OBJECTIVE. Copy out every line that contains "from".

--- START OF GIVEN ENTRIES ---

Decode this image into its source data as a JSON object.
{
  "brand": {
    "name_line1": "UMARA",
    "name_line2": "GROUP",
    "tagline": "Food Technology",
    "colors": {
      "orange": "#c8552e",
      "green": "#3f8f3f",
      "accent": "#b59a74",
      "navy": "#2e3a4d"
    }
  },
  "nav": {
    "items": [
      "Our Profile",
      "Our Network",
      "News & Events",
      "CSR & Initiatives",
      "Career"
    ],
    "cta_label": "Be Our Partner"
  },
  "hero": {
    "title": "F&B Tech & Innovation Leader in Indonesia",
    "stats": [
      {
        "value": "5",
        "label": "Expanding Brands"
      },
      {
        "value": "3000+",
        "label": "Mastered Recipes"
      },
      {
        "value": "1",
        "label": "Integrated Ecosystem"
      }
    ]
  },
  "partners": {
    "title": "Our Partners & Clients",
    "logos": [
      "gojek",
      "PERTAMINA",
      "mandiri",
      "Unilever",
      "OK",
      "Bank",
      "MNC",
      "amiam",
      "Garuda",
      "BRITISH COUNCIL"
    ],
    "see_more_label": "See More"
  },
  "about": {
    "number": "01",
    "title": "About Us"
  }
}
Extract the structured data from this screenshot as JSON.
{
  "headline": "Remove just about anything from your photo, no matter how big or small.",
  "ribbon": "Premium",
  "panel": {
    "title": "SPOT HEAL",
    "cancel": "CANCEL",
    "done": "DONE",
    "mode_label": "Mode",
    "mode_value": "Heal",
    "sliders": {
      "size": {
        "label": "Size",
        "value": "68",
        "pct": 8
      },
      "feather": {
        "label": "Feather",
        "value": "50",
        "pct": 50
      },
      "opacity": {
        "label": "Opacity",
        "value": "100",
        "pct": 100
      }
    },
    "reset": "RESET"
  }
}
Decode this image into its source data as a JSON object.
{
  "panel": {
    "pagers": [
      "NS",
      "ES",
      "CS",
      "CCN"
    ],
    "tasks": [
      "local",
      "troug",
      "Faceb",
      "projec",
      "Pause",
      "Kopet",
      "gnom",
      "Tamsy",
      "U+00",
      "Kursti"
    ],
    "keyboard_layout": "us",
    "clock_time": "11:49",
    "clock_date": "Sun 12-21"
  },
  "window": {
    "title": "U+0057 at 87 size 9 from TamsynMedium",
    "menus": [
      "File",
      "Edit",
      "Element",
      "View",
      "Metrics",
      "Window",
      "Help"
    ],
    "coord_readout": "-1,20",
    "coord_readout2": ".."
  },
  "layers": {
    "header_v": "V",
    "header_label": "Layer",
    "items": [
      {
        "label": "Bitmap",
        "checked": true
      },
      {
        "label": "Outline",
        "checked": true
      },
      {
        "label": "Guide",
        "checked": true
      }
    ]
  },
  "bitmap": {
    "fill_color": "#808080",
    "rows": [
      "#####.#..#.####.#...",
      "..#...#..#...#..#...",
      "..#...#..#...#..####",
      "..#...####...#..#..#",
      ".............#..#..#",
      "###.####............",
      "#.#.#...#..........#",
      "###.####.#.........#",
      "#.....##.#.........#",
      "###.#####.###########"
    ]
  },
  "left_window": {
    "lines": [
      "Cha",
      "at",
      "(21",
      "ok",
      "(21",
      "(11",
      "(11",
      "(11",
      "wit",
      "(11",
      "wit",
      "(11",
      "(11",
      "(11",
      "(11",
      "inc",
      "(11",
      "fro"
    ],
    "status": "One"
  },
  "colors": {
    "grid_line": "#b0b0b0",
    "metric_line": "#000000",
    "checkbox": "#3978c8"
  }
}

--- END OF GIVEN ENTRIES ---

SOLUTION TO THIS PROBLEM.
Extract the structured data from this screenshot as JSON.
  "headline": "Remove just about anything from your photo, no matter how big or small.",
    "title": "U+0057 at 87 size 9 from TamsynMedium",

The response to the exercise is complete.